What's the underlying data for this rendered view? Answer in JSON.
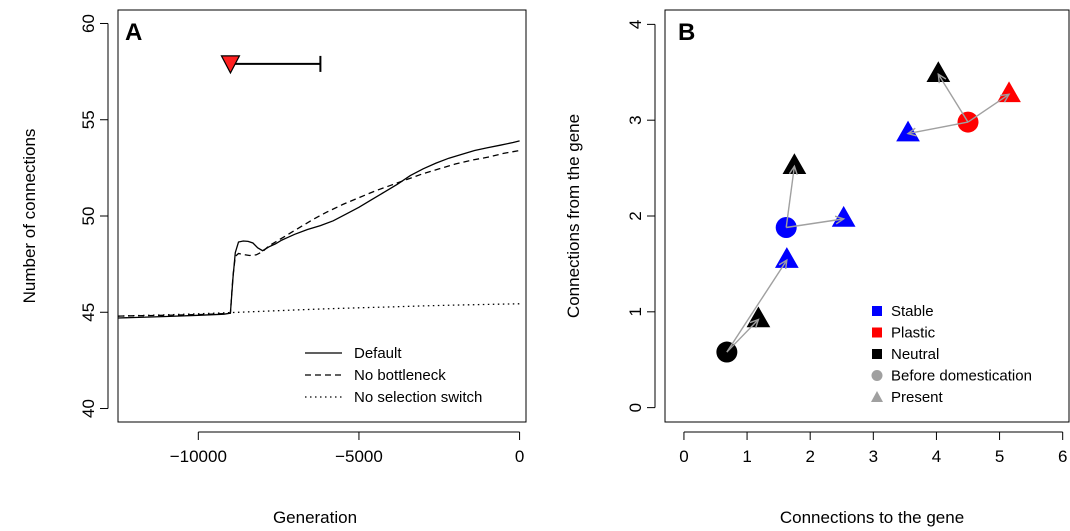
{
  "chart_data": [
    {
      "type": "line",
      "panel_label": "A",
      "xlabel": "Generation",
      "ylabel": "Number of connections",
      "xlim": [
        -12500,
        200
      ],
      "ylim": [
        39.3,
        60.7
      ],
      "x_ticks": [
        -10000,
        -5000,
        0
      ],
      "x_tick_labels": [
        "−10000",
        "−5000",
        "0"
      ],
      "y_ticks": [
        40,
        45,
        50,
        55,
        60
      ],
      "y_tick_labels": [
        "40",
        "45",
        "50",
        "55",
        "60"
      ],
      "legend_position": "bottom-right",
      "series": [
        {
          "name": "Default",
          "line_style": "solid",
          "x": [
            -12500,
            -11000,
            -10000,
            -9200,
            -9000,
            -8920,
            -8850,
            -8750,
            -8600,
            -8450,
            -8300,
            -8150,
            -8000,
            -7800,
            -7600,
            -7400,
            -7200,
            -7000,
            -6600,
            -6200,
            -5800,
            -5400,
            -5000,
            -4600,
            -4200,
            -3800,
            -3400,
            -3000,
            -2600,
            -2200,
            -1800,
            -1400,
            -1000,
            -600,
            -200,
            0
          ],
          "y": [
            44.7,
            44.78,
            44.84,
            44.9,
            44.95,
            46.8,
            48.1,
            48.65,
            48.7,
            48.68,
            48.6,
            48.35,
            48.2,
            48.4,
            48.55,
            48.75,
            48.9,
            49.05,
            49.3,
            49.5,
            49.75,
            50.1,
            50.45,
            50.85,
            51.25,
            51.65,
            52.1,
            52.45,
            52.75,
            53.0,
            53.2,
            53.4,
            53.55,
            53.68,
            53.82,
            53.9
          ]
        },
        {
          "name": "No bottleneck",
          "line_style": "dashed",
          "x": [
            -12500,
            -11000,
            -10000,
            -9200,
            -9000,
            -8920,
            -8850,
            -8750,
            -8600,
            -8400,
            -8200,
            -8000,
            -7800,
            -7500,
            -7200,
            -6800,
            -6400,
            -6000,
            -5500,
            -5000,
            -4500,
            -4000,
            -3500,
            -3000,
            -2500,
            -2000,
            -1500,
            -1000,
            -500,
            0
          ],
          "y": [
            44.8,
            44.84,
            44.88,
            44.93,
            44.96,
            46.9,
            47.9,
            48.05,
            48.0,
            47.95,
            47.98,
            48.15,
            48.45,
            48.75,
            49.05,
            49.45,
            49.85,
            50.2,
            50.6,
            50.95,
            51.3,
            51.6,
            51.9,
            52.2,
            52.45,
            52.7,
            52.9,
            53.05,
            53.25,
            53.4
          ]
        },
        {
          "name": "No selection switch",
          "line_style": "dotted",
          "x": [
            -12500,
            -11000,
            -10000,
            -9000,
            -8000,
            -7000,
            -6000,
            -5000,
            -4000,
            -3000,
            -2000,
            -1000,
            0
          ],
          "y": [
            44.8,
            44.87,
            44.92,
            44.98,
            45.05,
            45.12,
            45.18,
            45.23,
            45.28,
            45.33,
            45.37,
            45.41,
            45.44
          ]
        }
      ],
      "annotation": {
        "type": "interval_marker",
        "marker": "red-down-triangle",
        "marker_color": "#ff2020",
        "x_start": -9000,
        "x_end": -6200,
        "y": 57.9
      }
    },
    {
      "type": "scatter",
      "panel_label": "B",
      "xlabel": "Connections to the gene",
      "ylabel": "Connections from the gene",
      "xlim": [
        -0.3,
        6.1
      ],
      "ylim": [
        -0.15,
        4.15
      ],
      "x_ticks": [
        0,
        1,
        2,
        3,
        4,
        5,
        6
      ],
      "x_tick_labels": [
        "0",
        "1",
        "2",
        "3",
        "4",
        "5",
        "6"
      ],
      "y_ticks": [
        0,
        1,
        2,
        3,
        4
      ],
      "y_tick_labels": [
        "0",
        "1",
        "2",
        "3",
        "4"
      ],
      "legend_position": "bottom-right",
      "colors": {
        "Stable": "#0000ff",
        "Plastic": "#ff0000",
        "Neutral": "#000000",
        "marker_key": "#a0a0a0",
        "arrow": "#a0a0a0"
      },
      "legend": [
        {
          "label": "Stable",
          "symbol": "square",
          "color": "#0000ff"
        },
        {
          "label": "Plastic",
          "symbol": "square",
          "color": "#ff0000"
        },
        {
          "label": "Neutral",
          "symbol": "square",
          "color": "#000000"
        },
        {
          "label": "Before domestication",
          "symbol": "circle",
          "color": "#a0a0a0"
        },
        {
          "label": "Present",
          "symbol": "triangle",
          "color": "#a0a0a0"
        }
      ],
      "groups": [
        {
          "origin": {
            "x": 0.68,
            "y": 0.58,
            "category": "Neutral"
          },
          "present": [
            {
              "x": 1.18,
              "y": 0.92,
              "category": "Neutral"
            },
            {
              "x": 1.63,
              "y": 1.54,
              "category": "Stable"
            }
          ]
        },
        {
          "origin": {
            "x": 1.62,
            "y": 1.88,
            "category": "Stable"
          },
          "present": [
            {
              "x": 1.75,
              "y": 2.52,
              "category": "Neutral"
            },
            {
              "x": 2.53,
              "y": 1.97,
              "category": "Stable"
            }
          ]
        },
        {
          "origin": {
            "x": 4.5,
            "y": 2.98,
            "category": "Plastic"
          },
          "present": [
            {
              "x": 3.55,
              "y": 2.86,
              "category": "Stable"
            },
            {
              "x": 4.03,
              "y": 3.48,
              "category": "Neutral"
            },
            {
              "x": 5.15,
              "y": 3.27,
              "category": "Plastic"
            }
          ]
        }
      ]
    }
  ]
}
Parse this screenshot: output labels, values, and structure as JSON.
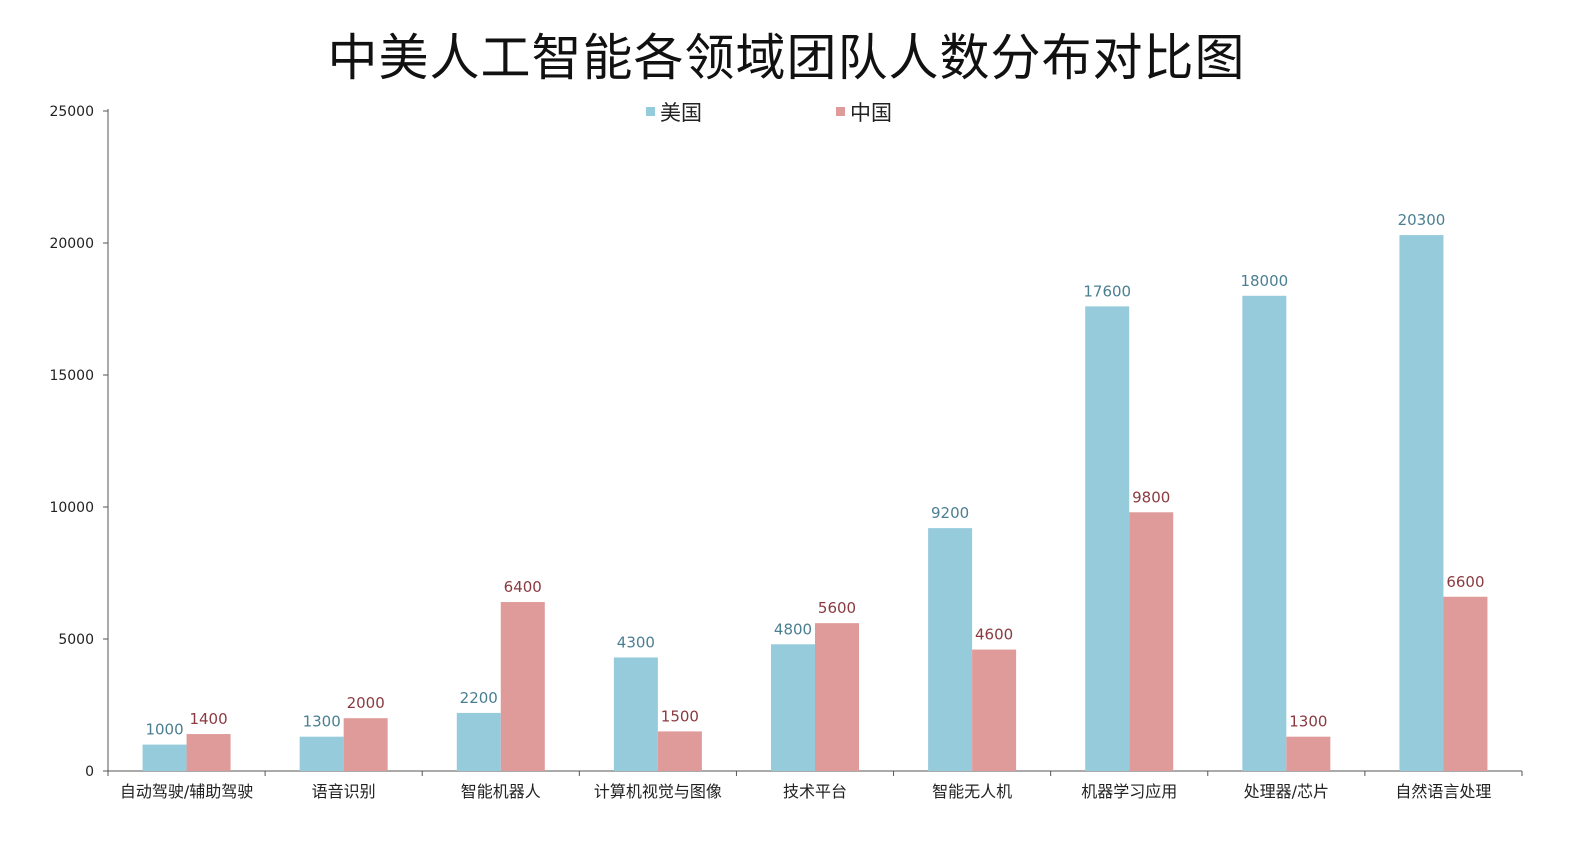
{
  "chart_data": {
    "type": "bar",
    "title": "中美人工智能各领域团队人数分布对比图",
    "xlabel": "",
    "ylabel": "",
    "ylim": [
      0,
      25000
    ],
    "yticks": [
      0,
      5000,
      10000,
      15000,
      20000,
      25000
    ],
    "grid": false,
    "legend_position": "top-center",
    "categories": [
      "自动驾驶/辅助驾驶",
      "语音识别",
      "智能机器人",
      "计算机视觉与图像",
      "技术平台",
      "智能无人机",
      "机器学习应用",
      "处理器/芯片",
      "自然语言处理"
    ],
    "series": [
      {
        "name": "美国",
        "color": "#96cbdb",
        "label_color": "#4a7f92",
        "values": [
          1000,
          1300,
          2200,
          4300,
          4800,
          9200,
          17600,
          18000,
          20300
        ]
      },
      {
        "name": "中国",
        "color": "#df9a9a",
        "label_color": "#8a3a40",
        "values": [
          1400,
          2000,
          6400,
          1500,
          5600,
          4600,
          9800,
          1300,
          6600
        ]
      }
    ]
  }
}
___
=== Do this ===
Pick out the lines above that hold the string "ylabel" and show them.

=== Solved problem ===
      "ylabel": "Number of connections",
      "ylabel": "Connections from the gene",
    "ylabel": "",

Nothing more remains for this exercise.